··· Given records

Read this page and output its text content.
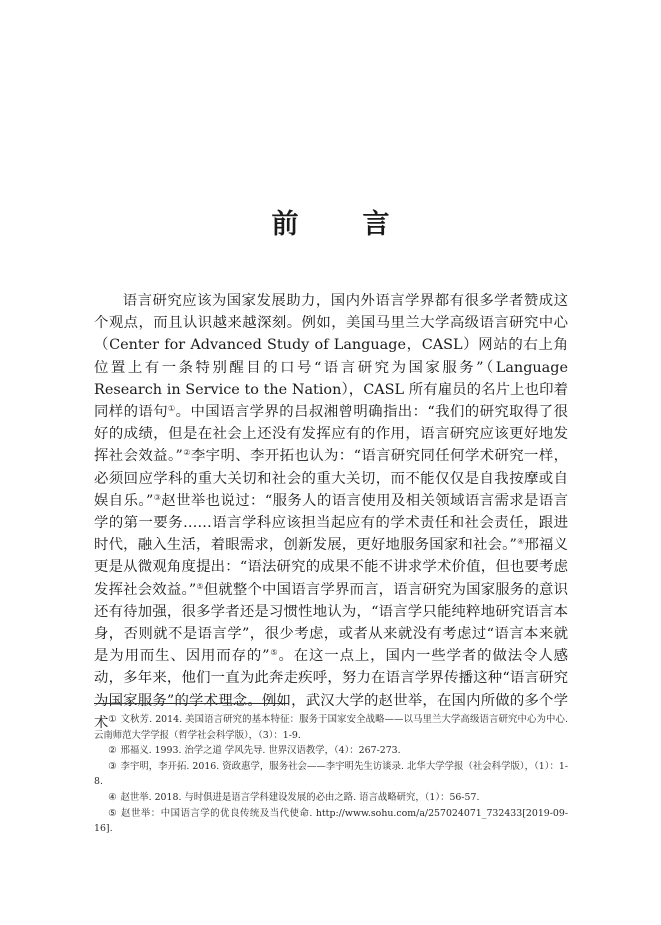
前言

语言研究应该为国家发展助力，国内外语言学界都有很多学者赞成这个观点，而且认识越来越深刻。例如，美国马里兰大学高级语言研究中心（Center for Advanced Study of Language，CASL）网站的右上角位置上有一条特别醒目的口号“语言研究为国家服务”（Language Research in Service to the Nation），CASL 所有雇员的名片上也印着同样的语句①。中国语言学界的吕叔湘曾明确指出：“我们的研究取得了很好的成绩，但是在社会上还没有发挥应有的作用，语言研究应该更好地发挥社会效益。”②李宇明、李开拓也认为：“语言研究同任何学术研究一样，必须回应学科的重大关切和社会的重大关切，而不能仅仅是自我按摩或自娱自乐。”③赵世举也说过：“服务人的语言使用及相关领域语言需求是语言学的第一要务……语言学科应该担当起应有的学术责任和社会责任，跟进时代，融入生活，着眼需求，创新发展，更好地服务国家和社会。”④邢福义更是从微观角度提出：“语法研究的成果不能不讲求学术价值，但也要考虑发挥社会效益。”⑤但就整个中国语言学界而言，语言研究为国家服务的意识还有待加强，很多学者还是习惯性地认为，“语言学只能纯粹地研究语言本身，否则就不是语言学”，很少考虑，或者从来就没有考虑过“语言本来就是为用而生、因用而存的”⑤。在这一点上，国内一些学者的做法令人感动，多年来，他们一直为此奔走疾呼，努力在语言学界传播这种“语言研究为国家服务”的学术理念。例如，武汉大学的赵世举，在国内所做的多个学术 ① 文秋芳. 2014. 美国语言研究的基本特征：服务于国家安全战略——以马里兰大学高级语言研究中心为中心. 云南师范大学学报（哲学社会科学版），（3）：1-9.
② 邢福义. 1993. 治学之道 学风先导. 世界汉语教学，（4）：267-273.
③ 李宇明，李开拓. 2016. 资政惠学，服务社会——李宇明先生访谈录. 北华大学学报（社会科学版），（1）：1-8.
④ 赵世举. 2018. 与时俱进是语言学科建设发展的必由之路. 语言战略研究，（1）：56-57.
⑤ 赵世举：中国语言学的优良传统及当代使命. http://www.sohu.com/a/257024071_732433[2019-09-16].
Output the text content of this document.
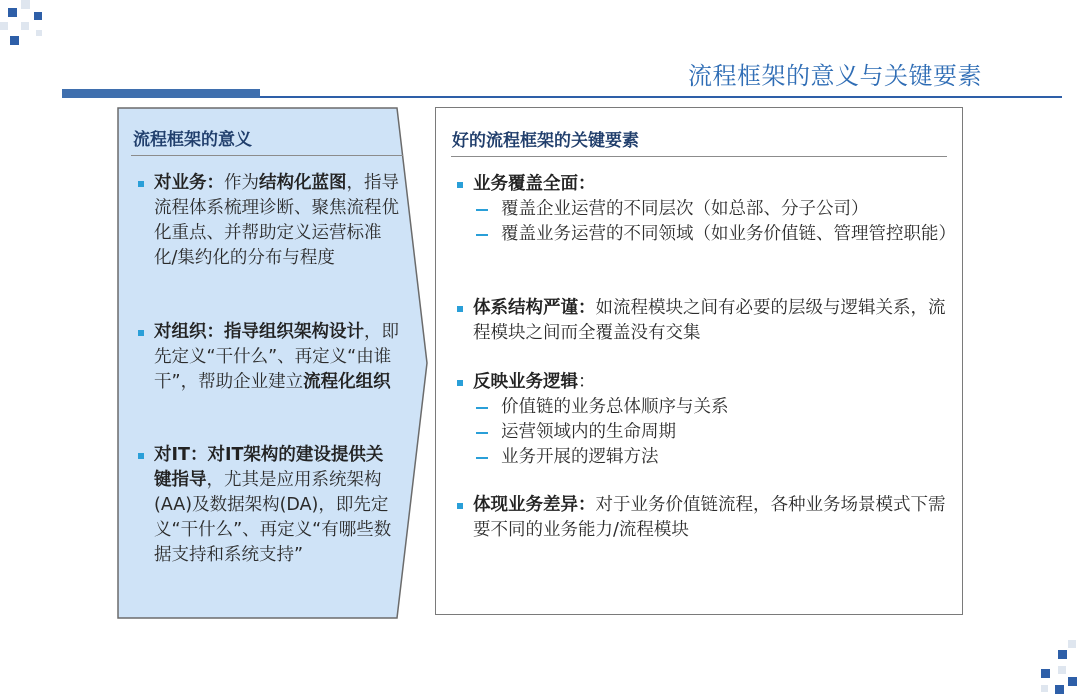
流程框架的意义与关键要素
流程框架的意义
对业务：作为结构化蓝图，指导流程体系梳理诊断、聚焦流程优化重点、并帮助定义运营标准化/集约化的分布与程度
对组织：指导组织架构设计，即先定义“干什么”、再定义“由谁干”，帮助企业建立流程化组织
对IT：对IT架构的建设提供关键指导，尤其是应用系统架构(AA)及数据架构(DA)，即先定义“干什么”、再定义“有哪些数据支持和系统支持”
好的流程框架的关键要素
业务覆盖全面：
覆盖企业运营的不同层次（如总部、分子公司）
覆盖业务运营的不同领域（如业务价值链、管理管控职能）
体系结构严谨：如流程模块之间有必要的层级与逻辑关系，流程模块之间而全覆盖没有交集
反映业务逻辑：
价值链的业务总体顺序与关系
运营领域内的生命周期
业务开展的逻辑方法
体现业务差异：对于业务价值链流程，各种业务场景模式下需要不同的业务能力/流程模块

······

Given problem: Give the number of lines in the data that contain "content", with no other words.

Solution for this problem: 2